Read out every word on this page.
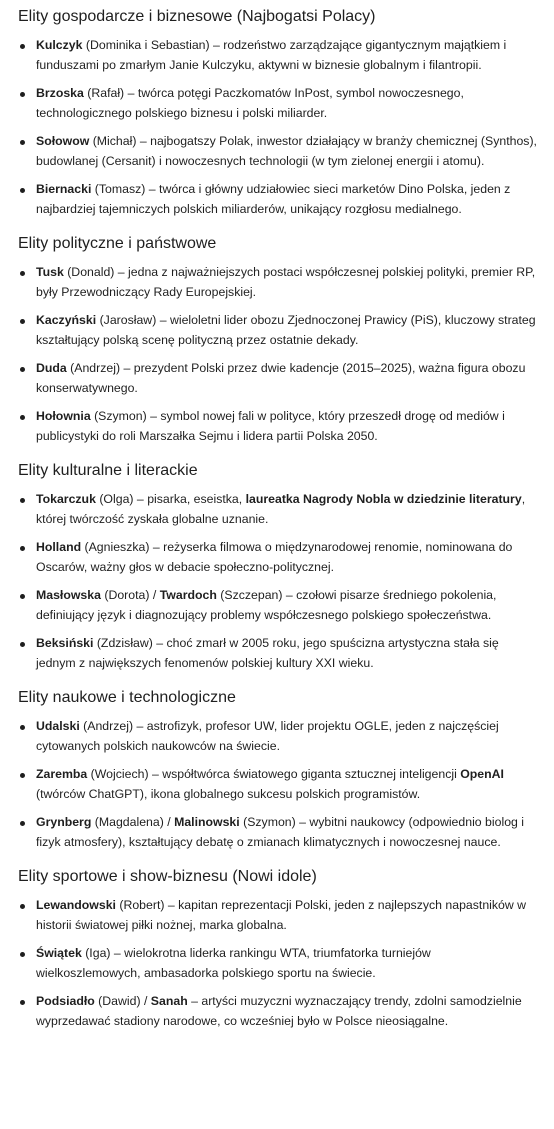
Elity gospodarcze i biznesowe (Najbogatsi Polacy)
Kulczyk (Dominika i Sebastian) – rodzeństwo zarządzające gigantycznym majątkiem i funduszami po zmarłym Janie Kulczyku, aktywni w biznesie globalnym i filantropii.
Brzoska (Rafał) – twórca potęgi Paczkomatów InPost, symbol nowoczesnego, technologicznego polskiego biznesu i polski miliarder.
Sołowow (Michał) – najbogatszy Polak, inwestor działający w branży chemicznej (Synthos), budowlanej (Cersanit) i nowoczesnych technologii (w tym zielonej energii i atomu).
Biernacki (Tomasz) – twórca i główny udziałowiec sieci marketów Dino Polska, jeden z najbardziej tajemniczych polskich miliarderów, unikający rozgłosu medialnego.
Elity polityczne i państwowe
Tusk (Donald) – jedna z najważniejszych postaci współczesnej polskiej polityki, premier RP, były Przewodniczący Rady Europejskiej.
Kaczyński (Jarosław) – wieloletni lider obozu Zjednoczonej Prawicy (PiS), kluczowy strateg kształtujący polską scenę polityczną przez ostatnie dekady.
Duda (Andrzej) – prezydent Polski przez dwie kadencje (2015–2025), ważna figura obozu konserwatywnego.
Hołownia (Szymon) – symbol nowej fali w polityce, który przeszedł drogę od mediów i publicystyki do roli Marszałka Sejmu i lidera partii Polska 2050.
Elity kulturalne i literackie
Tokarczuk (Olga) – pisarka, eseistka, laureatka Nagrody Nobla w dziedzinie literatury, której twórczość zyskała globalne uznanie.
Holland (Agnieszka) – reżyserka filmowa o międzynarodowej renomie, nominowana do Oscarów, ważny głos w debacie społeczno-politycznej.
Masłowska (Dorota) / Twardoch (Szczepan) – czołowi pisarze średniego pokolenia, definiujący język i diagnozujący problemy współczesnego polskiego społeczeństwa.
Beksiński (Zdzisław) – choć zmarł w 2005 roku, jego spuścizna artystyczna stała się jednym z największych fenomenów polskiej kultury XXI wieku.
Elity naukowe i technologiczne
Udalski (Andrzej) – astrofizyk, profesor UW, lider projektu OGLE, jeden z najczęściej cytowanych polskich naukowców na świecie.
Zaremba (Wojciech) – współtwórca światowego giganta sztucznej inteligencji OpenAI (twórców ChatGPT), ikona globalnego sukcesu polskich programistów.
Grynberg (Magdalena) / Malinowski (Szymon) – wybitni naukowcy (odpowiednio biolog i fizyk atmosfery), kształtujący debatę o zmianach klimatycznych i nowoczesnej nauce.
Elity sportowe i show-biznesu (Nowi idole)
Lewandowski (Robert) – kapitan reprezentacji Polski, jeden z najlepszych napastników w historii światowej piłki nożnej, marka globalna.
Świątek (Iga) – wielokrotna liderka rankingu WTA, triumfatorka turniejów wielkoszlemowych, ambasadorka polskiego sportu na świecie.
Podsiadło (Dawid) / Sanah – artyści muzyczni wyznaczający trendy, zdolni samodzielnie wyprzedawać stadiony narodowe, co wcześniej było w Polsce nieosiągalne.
* * *
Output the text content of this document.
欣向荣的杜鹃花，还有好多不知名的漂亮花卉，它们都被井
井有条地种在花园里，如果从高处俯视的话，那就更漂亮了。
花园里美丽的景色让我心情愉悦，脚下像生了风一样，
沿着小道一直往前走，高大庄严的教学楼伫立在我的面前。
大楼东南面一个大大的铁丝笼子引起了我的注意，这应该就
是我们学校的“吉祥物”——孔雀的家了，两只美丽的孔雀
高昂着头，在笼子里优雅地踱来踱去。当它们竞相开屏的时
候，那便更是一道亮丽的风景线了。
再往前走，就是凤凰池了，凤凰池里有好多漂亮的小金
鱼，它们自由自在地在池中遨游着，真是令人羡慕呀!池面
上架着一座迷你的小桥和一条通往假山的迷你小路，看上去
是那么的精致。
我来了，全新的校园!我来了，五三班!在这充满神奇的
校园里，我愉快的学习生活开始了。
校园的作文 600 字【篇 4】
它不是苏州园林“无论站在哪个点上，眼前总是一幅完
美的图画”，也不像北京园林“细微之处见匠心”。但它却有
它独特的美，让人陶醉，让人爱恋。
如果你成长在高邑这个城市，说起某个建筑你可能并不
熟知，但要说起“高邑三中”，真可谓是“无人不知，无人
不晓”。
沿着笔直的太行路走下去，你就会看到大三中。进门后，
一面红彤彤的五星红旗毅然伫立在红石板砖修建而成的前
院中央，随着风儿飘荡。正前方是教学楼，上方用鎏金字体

## [Required task]
Determine how many lines of the listing hold the word "Polska" and reply with that figure alone.

## [Solution to the exercise]
2